» **Problem details**
Turn each line of the material below into a row of a Markdown table with the columns "Row" and "Line," numbering the rows and leaving out blank lines. Omit the pictures from the table.

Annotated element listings
:::::

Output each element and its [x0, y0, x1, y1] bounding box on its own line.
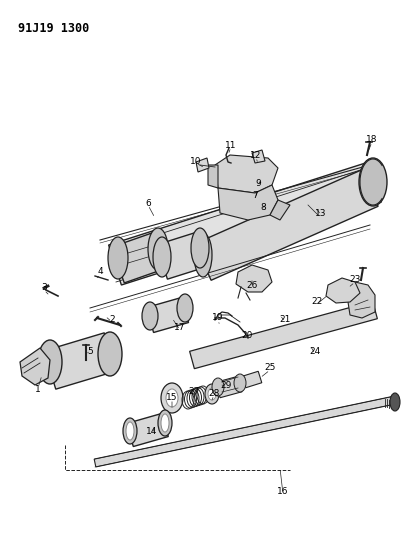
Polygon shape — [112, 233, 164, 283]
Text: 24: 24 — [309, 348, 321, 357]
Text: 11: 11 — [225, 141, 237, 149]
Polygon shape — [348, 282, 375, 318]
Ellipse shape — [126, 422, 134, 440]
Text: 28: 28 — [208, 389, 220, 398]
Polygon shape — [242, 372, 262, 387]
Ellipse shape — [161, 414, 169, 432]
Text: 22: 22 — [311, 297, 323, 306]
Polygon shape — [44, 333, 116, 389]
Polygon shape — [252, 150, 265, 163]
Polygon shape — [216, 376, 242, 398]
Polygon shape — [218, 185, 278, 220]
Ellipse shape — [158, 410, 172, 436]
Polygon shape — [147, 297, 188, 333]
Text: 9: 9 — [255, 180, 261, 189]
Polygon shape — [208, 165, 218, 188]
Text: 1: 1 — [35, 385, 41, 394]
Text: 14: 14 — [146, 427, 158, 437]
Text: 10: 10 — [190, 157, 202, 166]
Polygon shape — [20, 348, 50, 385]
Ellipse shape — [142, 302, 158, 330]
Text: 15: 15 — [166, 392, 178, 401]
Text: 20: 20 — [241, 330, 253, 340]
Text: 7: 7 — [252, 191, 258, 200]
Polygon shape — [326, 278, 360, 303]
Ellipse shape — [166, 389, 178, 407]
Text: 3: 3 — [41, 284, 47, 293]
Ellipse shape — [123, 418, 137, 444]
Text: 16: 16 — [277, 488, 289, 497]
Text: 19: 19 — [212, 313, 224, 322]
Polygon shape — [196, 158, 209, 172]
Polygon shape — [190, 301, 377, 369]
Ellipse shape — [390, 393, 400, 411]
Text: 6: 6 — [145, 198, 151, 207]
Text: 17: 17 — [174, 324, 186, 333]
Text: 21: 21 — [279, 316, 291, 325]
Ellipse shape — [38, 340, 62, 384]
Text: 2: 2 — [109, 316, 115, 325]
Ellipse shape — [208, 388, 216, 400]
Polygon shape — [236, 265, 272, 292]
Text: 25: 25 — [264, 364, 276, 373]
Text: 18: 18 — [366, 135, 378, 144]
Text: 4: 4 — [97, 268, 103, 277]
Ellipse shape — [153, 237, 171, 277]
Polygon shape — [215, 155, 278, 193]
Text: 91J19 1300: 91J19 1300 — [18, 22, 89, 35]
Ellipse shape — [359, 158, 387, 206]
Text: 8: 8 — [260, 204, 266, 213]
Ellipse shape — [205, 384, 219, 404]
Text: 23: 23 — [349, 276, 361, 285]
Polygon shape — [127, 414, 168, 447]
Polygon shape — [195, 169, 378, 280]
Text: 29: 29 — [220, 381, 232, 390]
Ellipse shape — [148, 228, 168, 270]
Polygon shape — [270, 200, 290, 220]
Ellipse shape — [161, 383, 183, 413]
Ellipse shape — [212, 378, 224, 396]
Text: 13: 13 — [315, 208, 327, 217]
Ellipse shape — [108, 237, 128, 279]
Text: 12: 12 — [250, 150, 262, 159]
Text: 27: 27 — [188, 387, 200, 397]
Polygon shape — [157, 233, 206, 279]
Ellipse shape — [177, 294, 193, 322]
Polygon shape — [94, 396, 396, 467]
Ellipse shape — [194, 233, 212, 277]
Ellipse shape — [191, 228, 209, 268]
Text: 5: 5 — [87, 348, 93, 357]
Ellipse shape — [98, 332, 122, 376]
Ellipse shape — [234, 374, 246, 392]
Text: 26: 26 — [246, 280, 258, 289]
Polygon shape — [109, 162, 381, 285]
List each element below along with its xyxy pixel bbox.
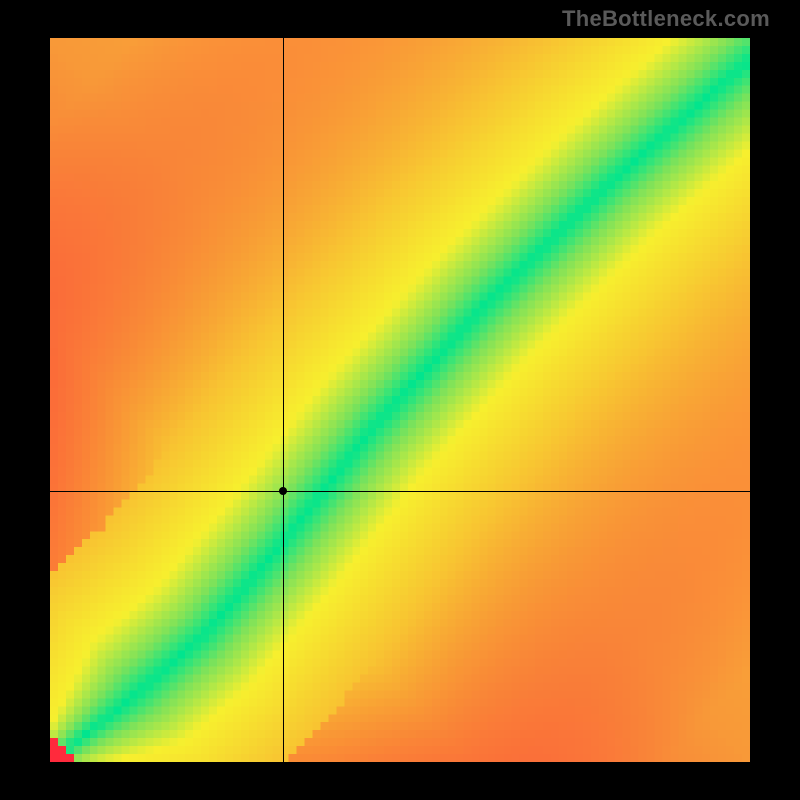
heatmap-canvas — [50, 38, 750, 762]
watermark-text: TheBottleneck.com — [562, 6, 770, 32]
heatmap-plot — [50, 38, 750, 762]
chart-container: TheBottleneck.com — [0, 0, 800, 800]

:::::

» **Task solution**
| Row | Line |
|---|---|
| 1 | Output each element and its [x0, y0, x1, y1] bounding box on its own line. |
| 2 | Polygon shape — [112, 233, 164, 283] |
| 3 | Text: 24: 24 — [309, 348, 321, 357] |
| 4 | Text: 11: 11 — [225, 141, 237, 149] |
| 5 | Polygon shape — [348, 282, 375, 318] |
| 6 | Ellipse shape — [126, 422, 134, 440] |
| 7 | Text: 28: 28 — [208, 389, 220, 398] |
| 8 | Polygon shape — [242, 372, 262, 387] |
| 9 | Ellipse shape — [161, 414, 169, 432] |
| 10 | Text: 22: 22 — [311, 297, 323, 306] |
| 11 | Polygon shape — [44, 333, 116, 389] |
| 12 | Polygon shape — [252, 150, 265, 163] |
| 13 | Polygon shape — [216, 376, 242, 398] |
| 14 | Polygon shape — [218, 185, 278, 220] |
| 15 | Ellipse shape — [158, 410, 172, 436] |
| 16 | Polygon shape — [147, 297, 188, 333] |
| 17 | Text: 9: 9 — [255, 180, 261, 189] |
| 18 | Polygon shape — [208, 165, 218, 188] |
| 19 | Text: 1: 1 — [35, 385, 41, 394] |
| 20 | Text: 14: 14 — [146, 427, 158, 437] |
| 21 | Text: 10: 10 — [190, 157, 202, 166] |
| 22 | Polygon shape — [20, 348, 50, 385] |
| 23 | Ellipse shape — [142, 302, 158, 330] |
| 24 | Text: 15: 15 — [166, 392, 178, 401] |
| 25 | Text: 20: 20 — [241, 330, 253, 340] |
| 26 | Text: 7: 7 — [252, 191, 258, 200] |
| 27 | Polygon shape — [326, 278, 360, 303] |
| 28 | Ellipse shape — [166, 389, 178, 407] |
| 29 | Text: 3: 3 — [41, 284, 47, 293] |
| 30 | Ellipse shape — [123, 418, 137, 444] |
| 31 | Text: 16: 16 — [277, 488, 289, 497] |
| 32 | Text: 19: 19 — [212, 313, 224, 322] |
| 33 | Polygon shape — [196, 158, 209, 172] |
| 34 | Polygon shape — [190, 301, 377, 369] |
| 35 | Ellipse shape — [390, 393, 400, 411] |
| 36 | Text: 6: 6 — [145, 198, 151, 207] |
| 37 | Text: 17: 17 — [174, 324, 186, 333] |
| 38 | Text: 21: 21 — [279, 316, 291, 325] |
| 39 | Ellipse shape — [38, 340, 62, 384] |
| 40 | Text: 2: 2 — [109, 316, 115, 325] |
| 41 | Ellipse shape — [208, 388, 216, 400] |
| 42 | Polygon shape — [236, 265, 272, 292] |
| 43 | Text: 25: 25 — [264, 364, 276, 373] |
| 44 | Text: 18: 18 — [366, 135, 378, 144] |
| 45 | Text: 4: 4 — [97, 268, 103, 277] |
| 46 | Ellipse shape — [153, 237, 171, 277] |
| 47 | Polygon shape — [215, 155, 278, 193] |
| 48 | Text: 91J19 1300: 91J19 1300 — [18, 22, 89, 35] |
| 49 | Ellipse shape — [359, 158, 387, 206] |
| 50 | Text: 8: 8 — [260, 204, 266, 213] |
| 51 | Ellipse shape — [205, 384, 219, 404] |
| 52 | Text: 23: 23 — [349, 276, 361, 285] |
| 53 | Polygon shape — [127, 414, 168, 447] |
| 54 | Polygon shape — [195, 169, 378, 280] |
| 55 | Text: 29: 29 — [220, 381, 232, 390] |
| 56 | Ellipse shape — [148, 228, 168, 270] |
| 57 | Polygon shape — [270, 200, 290, 220] |
| 58 | Ellipse shape — [161, 383, 183, 413] |
| 59 | Ellipse shape — [212, 378, 224, 396] |
| 60 | Text: 13: 13 — [315, 208, 327, 217] |
| 61 | Ellipse shape — [108, 237, 128, 279] |
| 62 | Text: 12: 12 — [250, 150, 262, 159] |
| 63 | Text: 27: 27 — [188, 387, 200, 397] |
| 64 | Polygon shape — [157, 233, 206, 279] |
| 65 | Ellipse shape — [177, 294, 193, 322] |
| 66 | Polygon shape — [94, 396, 396, 467] |
| 67 | Ellipse shape — [194, 233, 212, 277] |
| 68 | Ellipse shape — [191, 228, 209, 268] |
| 69 | Text: 5: 5 — [87, 348, 93, 357] |
| 70 | Ellipse shape — [98, 332, 122, 376] |
| 71 | Ellipse shape — [234, 374, 246, 392] |
| 72 | Text: 26: 26 — [246, 280, 258, 289] |
| 73 | Polygon shape — [109, 162, 381, 285] |
| 74 | List each element below along with its xyxy pixel bbox. |
| 75 | heatmap-canvas — [50, 38, 750, 762] |
| 76 | watermark-text: TheBottleneck.com — [562, 6, 770, 32] |
| 77 | heatmap-plot — [50, 38, 750, 762] |
| 78 | chart-container: TheBottleneck.com — [0, 0, 800, 800] |